_The records:_
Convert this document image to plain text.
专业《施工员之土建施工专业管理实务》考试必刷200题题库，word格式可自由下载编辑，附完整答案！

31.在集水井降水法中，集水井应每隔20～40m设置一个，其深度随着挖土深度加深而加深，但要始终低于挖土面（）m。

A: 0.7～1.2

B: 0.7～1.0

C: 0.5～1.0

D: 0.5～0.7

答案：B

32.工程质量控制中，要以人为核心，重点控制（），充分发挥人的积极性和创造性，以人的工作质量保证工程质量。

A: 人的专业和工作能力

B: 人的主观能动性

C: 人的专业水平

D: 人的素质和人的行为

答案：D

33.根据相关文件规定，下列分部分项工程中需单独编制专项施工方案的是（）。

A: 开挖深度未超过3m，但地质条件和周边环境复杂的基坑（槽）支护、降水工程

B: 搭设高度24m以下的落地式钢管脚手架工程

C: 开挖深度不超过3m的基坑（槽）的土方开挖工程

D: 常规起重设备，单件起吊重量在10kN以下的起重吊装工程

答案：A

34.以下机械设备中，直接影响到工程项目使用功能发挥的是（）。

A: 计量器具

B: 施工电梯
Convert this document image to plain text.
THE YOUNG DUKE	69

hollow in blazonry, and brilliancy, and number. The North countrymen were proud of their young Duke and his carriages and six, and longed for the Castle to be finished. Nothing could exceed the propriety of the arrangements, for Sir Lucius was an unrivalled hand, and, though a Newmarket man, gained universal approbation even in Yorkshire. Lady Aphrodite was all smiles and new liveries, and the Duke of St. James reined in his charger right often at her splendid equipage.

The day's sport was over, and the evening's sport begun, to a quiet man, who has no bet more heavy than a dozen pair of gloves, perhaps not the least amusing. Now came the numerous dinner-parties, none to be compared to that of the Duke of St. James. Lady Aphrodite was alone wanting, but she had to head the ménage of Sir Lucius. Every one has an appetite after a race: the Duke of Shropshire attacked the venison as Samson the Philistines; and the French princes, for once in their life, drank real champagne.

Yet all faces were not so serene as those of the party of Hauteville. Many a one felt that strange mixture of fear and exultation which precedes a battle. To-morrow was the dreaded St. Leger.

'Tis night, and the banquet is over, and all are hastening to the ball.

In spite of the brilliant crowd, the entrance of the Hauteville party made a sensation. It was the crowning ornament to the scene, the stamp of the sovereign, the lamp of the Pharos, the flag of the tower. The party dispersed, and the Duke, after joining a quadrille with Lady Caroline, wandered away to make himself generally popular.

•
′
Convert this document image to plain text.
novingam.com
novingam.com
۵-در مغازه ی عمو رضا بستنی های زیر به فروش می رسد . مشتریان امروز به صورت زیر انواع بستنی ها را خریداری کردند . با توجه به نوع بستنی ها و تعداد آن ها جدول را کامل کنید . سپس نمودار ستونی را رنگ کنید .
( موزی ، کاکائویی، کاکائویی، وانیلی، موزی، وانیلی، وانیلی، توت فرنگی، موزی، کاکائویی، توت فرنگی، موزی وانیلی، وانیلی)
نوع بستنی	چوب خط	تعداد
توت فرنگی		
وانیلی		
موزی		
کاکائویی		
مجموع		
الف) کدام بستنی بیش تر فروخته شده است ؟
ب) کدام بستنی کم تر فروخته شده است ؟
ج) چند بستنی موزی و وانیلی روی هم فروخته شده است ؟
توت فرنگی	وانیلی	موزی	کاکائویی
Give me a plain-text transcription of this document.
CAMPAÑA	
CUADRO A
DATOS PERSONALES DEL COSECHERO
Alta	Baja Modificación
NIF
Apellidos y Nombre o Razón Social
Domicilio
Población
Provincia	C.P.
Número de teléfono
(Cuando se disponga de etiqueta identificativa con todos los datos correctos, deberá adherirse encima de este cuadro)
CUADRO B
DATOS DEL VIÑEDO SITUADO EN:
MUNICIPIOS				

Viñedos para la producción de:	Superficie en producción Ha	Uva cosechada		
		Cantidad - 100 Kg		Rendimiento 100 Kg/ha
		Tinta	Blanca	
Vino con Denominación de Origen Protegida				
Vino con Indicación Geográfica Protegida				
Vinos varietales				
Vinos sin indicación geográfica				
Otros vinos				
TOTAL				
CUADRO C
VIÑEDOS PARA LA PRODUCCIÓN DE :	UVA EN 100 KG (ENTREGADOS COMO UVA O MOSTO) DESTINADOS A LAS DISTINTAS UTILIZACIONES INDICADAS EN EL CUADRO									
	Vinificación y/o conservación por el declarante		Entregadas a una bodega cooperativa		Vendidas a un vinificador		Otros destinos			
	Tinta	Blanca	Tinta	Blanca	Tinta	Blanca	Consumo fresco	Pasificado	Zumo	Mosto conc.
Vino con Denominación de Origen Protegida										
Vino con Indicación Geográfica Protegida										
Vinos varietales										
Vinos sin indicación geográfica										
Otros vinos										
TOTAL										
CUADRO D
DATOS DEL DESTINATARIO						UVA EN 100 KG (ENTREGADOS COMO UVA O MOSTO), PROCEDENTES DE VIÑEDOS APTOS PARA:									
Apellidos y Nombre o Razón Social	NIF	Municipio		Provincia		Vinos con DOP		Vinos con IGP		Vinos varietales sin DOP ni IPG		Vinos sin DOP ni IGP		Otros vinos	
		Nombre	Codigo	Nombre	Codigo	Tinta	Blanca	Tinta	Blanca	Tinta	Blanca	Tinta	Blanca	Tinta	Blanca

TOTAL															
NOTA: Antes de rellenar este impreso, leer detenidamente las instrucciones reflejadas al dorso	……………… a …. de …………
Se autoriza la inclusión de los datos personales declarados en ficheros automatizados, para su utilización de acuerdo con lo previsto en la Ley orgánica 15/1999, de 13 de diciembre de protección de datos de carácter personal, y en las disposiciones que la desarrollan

_Given problem:_
Extract the entries above verbatim.

_Reply:_
Convert this document image to plain text.
专业《施工员之土建施工专业管理实务》考试必刷200题题库，word格式可自由下载编辑，附完整答案！

31.在集水井降水法中，集水井应每隔20～40m设置一个，其深度随着挖土深度加深而加深，但要始终低于挖土面（）m。

A: 0.7～1.2

B: 0.7～1.0

C: 0.5～1.0

D: 0.5～0.7

答案：B

32.工程质量控制中，要以人为核心，重点控制（），充分发挥人的积极性和创造性，以人的工作质量保证工程质量。

A: 人的专业和工作能力

B: 人的主观能动性

C: 人的专业水平

D: 人的素质和人的行为

答案：D

33.根据相关文件规定，下列分部分项工程中需单独编制专项施工方案的是（）。

A: 开挖深度未超过3m，但地质条件和周边环境复杂的基坑（槽）支护、降水工程

B: 搭设高度24m以下的落地式钢管脚手架工程

C: 开挖深度不超过3m的基坑（槽）的土方开挖工程

D: 常规起重设备，单件起吊重量在10kN以下的起重吊装工程

答案：A

34.以下机械设备中，直接影响到工程项目使用功能发挥的是（）。

A: 计量器具

B: 施工电梯
Convert this document image to plain text.
THE YOUNG DUKE	69

hollow in blazonry, and brilliancy, and number. The North countrymen were proud of their young Duke and his carriages and six, and longed for the Castle to be finished. Nothing could exceed the propriety of the arrangements, for Sir Lucius was an unrivalled hand, and, though a Newmarket man, gained universal approbation even in Yorkshire. Lady Aphrodite was all smiles and new liveries, and the Duke of St. James reined in his charger right often at her splendid equipage.

The day's sport was over, and the evening's sport begun, to a quiet man, who has no bet more heavy than a dozen pair of gloves, perhaps not the least amusing. Now came the numerous dinner-parties, none to be compared to that of the Duke of St. James. Lady Aphrodite was alone wanting, but she had to head the ménage of Sir Lucius. Every one has an appetite after a race: the Duke of Shropshire attacked the venison as Samson the Philistines; and the French princes, for once in their life, drank real champagne.

Yet all faces were not so serene as those of the party of Hauteville. Many a one felt that strange mixture of fear and exultation which precedes a battle. To-morrow was the dreaded St. Leger.

'Tis night, and the banquet is over, and all are hastening to the ball.

In spite of the brilliant crowd, the entrance of the Hauteville party made a sensation. It was the crowning ornament to the scene, the stamp of the sovereign, the lamp of the Pharos, the flag of the tower. The party dispersed, and the Duke, after joining a quadrille with Lady Caroline, wandered away to make himself generally popular.

•
′
Convert this document image to plain text.
novingam.com
novingam.com
۵-در مغازه ی عمو رضا بستنی های زیر به فروش می رسد . مشتریان امروز به صورت زیر انواع بستنی ها را خریداری کردند . با توجه به نوع بستنی ها و تعداد آن ها جدول را کامل کنید . سپس نمودار ستونی را رنگ کنید .
( موزی ، کاکائویی، کاکائویی، وانیلی، موزی، وانیلی، وانیلی، توت فرنگی، موزی، کاکائویی، توت فرنگی، موزی وانیلی، وانیلی)
نوع بستنی	چوب خط	تعداد
توت فرنگی		
وانیلی		
موزی		
کاکائویی		
مجموع		
الف) کدام بستنی بیش تر فروخته شده است ؟
ب) کدام بستنی کم تر فروخته شده است ؟
ج) چند بستنی موزی و وانیلی روی هم فروخته شده است ؟
توت فرنگی	وانیلی	موزی	کاکائویی
Give me a plain-text transcription of this document.
CAMPAÑA	
CUADRO A
DATOS PERSONALES DEL COSECHERO
Alta	Baja Modificación
NIF
Apellidos y Nombre o Razón Social
Domicilio
Población
Provincia	C.P.
Número de teléfono
(Cuando se disponga de etiqueta identificativa con todos los datos correctos, deberá adherirse encima de este cuadro)
CUADRO B
DATOS DEL VIÑEDO SITUADO EN:
MUNICIPIOS				

Viñedos para la producción de:	Superficie en producción Ha	Uva cosechada		
		Cantidad - 100 Kg		Rendimiento 100 Kg/ha
		Tinta	Blanca	
Vino con Denominación de Origen Protegida				
Vino con Indicación Geográfica Protegida				
Vinos varietales				
Vinos sin indicación geográfica				
Otros vinos				
TOTAL				
CUADRO C
VIÑEDOS PARA LA PRODUCCIÓN DE :	UVA EN 100 KG (ENTREGADOS COMO UVA O MOSTO) DESTINADOS A LAS DISTINTAS UTILIZACIONES INDICADAS EN EL CUADRO									
	Vinificación y/o conservación por el declarante		Entregadas a una bodega cooperativa		Vendidas a un vinificador		Otros destinos			
	Tinta	Blanca	Tinta	Blanca	Tinta	Blanca	Consumo fresco	Pasificado	Zumo	Mosto conc.
Vino con Denominación de Origen Protegida										
Vino con Indicación Geográfica Protegida										
Vinos varietales										
Vinos sin indicación geográfica										
Otros vinos										
TOTAL										
CUADRO D
DATOS DEL DESTINATARIO						UVA EN 100 KG (ENTREGADOS COMO UVA O MOSTO), PROCEDENTES DE VIÑEDOS APTOS PARA:									
Apellidos y Nombre o Razón Social	NIF	Municipio		Provincia		Vinos con DOP		Vinos con IGP		Vinos varietales sin DOP ni IPG		Vinos sin DOP ni IGP		Otros vinos	
		Nombre	Codigo	Nombre	Codigo	Tinta	Blanca	Tinta	Blanca	Tinta	Blanca	Tinta	Blanca	Tinta	Blanca

TOTAL															
NOTA: Antes de rellenar este impreso, leer detenidamente las instrucciones reflejadas al dorso	……………… a …. de …………
Se autoriza la inclusión de los datos personales declarados en ficheros automatizados, para su utilización de acuerdo con lo previsto en la Ley orgánica 15/1999, de 13 de diciembre de protección de datos de carácter personal, y en las disposiciones que la desarrollan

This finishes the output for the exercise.